[Dataset entries]

■ ■ ■ ■ ■ ■ ■

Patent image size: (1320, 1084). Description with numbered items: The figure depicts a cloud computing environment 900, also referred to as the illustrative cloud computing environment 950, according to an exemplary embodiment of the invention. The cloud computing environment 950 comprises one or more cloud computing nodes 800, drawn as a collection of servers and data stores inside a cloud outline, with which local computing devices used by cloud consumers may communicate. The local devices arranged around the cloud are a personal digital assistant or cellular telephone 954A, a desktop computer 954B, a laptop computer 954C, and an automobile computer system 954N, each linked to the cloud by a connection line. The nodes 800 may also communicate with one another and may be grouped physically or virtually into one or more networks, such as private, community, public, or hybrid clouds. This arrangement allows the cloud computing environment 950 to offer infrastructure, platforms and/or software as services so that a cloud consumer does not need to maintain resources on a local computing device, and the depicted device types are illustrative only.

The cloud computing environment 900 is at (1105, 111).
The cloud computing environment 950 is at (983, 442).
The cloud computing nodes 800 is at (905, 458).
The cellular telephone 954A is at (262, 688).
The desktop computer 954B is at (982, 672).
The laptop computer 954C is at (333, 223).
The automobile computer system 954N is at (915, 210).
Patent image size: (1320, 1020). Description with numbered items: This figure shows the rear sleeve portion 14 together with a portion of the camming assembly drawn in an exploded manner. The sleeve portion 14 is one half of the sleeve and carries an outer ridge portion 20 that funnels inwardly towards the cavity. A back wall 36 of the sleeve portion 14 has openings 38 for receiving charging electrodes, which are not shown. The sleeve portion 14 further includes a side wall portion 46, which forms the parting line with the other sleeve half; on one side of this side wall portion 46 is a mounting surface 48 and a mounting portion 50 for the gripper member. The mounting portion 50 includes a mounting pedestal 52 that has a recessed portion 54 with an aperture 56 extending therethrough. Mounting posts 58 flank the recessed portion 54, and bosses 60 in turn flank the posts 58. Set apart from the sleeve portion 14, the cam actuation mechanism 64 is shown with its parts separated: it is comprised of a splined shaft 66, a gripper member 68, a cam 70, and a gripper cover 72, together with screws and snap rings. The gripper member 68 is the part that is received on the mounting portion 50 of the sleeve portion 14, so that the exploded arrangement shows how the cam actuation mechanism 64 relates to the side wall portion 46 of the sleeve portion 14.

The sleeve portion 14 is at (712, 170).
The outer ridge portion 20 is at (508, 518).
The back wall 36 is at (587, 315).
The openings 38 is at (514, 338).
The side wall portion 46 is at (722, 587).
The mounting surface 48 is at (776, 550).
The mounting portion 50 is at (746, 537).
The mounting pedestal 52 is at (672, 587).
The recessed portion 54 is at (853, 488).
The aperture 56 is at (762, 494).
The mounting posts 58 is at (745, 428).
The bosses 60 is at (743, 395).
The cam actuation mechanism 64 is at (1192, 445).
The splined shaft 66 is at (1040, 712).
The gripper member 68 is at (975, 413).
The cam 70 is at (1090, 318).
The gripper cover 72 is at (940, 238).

■ ■ ■ ■ ■ ■ ■

GOAL OF THE EXERCISE:
Reproduce the records verbatim from their beginning up to and including the line that contains "The cloud computing environment 900".

PROBLEM SOLUTION:
Patent image size: (1320, 1084). Description with numbered items: The figure depicts a cloud computing environment 900, also referred to as the illustrative cloud computing environment 950, according to an exemplary embodiment of the invention. The cloud computing environment 950 comprises one or more cloud computing nodes 800, drawn as a collection of servers and data stores inside a cloud outline, with which local computing devices used by cloud consumers may communicate. The local devices arranged around the cloud are a personal digital assistant or cellular telephone 954A, a desktop computer 954B, a laptop computer 954C, and an automobile computer system 954N, each linked to the cloud by a connection line. The nodes 800 may also communicate with one another and may be grouped physically or virtually into one or more networks, such as private, community, public, or hybrid clouds. This arrangement allows the cloud computing environment 950 to offer infrastructure, platforms and/or software as services so that a cloud consumer does not need to maintain resources on a local computing device, and the depicted device types are illustrative only.

The cloud computing environment 900 is at (1105, 111).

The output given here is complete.